» **Istruzioni**
Ricopia parola per parola il brano del testo sulla mafia che parte da "C’è una lunga" e si chiude con "una telefonata intercontinentale.".

___ Testo da leggere

I giudici entrano nella palestra della scuola Aldisio per pronunciare la sentenza su un rilevante processo per mafia. Davanti a loro ci sono 64 uomini provenienti da Corleone tra cui Luciano Liggio, capofamiglia; Salvatore Riina, il braccio destro; Leoluca Bagarella, uomo di fiducia di Riina e Bernardo Provenzano, fedelissimo di Liggio e latitante dal ‘63. Quando i giudici leggono la sentenza, nella palestra parte un coro di risate e applausi: tutti assolti con formula piena o per insufficienza di prove.

Luciano Liggio
Salvatore (Totò) Riina
Bernardo Provenzano
Leoluca Bagarella (cognato di Totò Riina) Photo. Letizia Battaglia

Carcere di Lewisburg, febbraio 1972

C’è una lunga fila di uomini, perlopiù afroamericani, che aspettano il loro turno per telefonare. Si racconta di un bianco esile, con un sigaro in bocca, che salta la fila a passo svelto e arriva di fronte all’uomo che sta telefonando. “Get off the fucking phone, nigger!”, gli dice. L’afroamericano abbandona il ricevitore e se ne va. L’uomo studia con attenzione la fila dei carcerati, incontrando solo occhi bassi. Si chiama Carmine Galante e con calma, prende il ricevitore e fa una telefonata intercontinentale.

______
___ Dati mostrati

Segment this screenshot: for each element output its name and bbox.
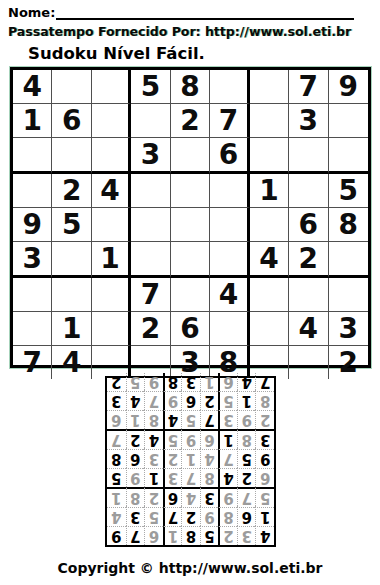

______

» **Risposta definitiva**
C’è una lunga fila di uomini, perlopiù afroamericani, che aspettano il loro turno per telefonare. Si racconta di un bianco esile, con un sigaro in bocca, che salta la fila a passo svelto e arriva di fronte all’uomo che sta telefonando. “Get off the fucking phone, nigger!”, gli dice. L’afroamericano abbandona il ricevitore e se ne va. L’uomo studia con attenzione la fila dei carcerati, incontrando solo occhi bassi. Si chiama Carmine Galante e con calma, prende il ricevitore e fa una telefonata intercontinentale.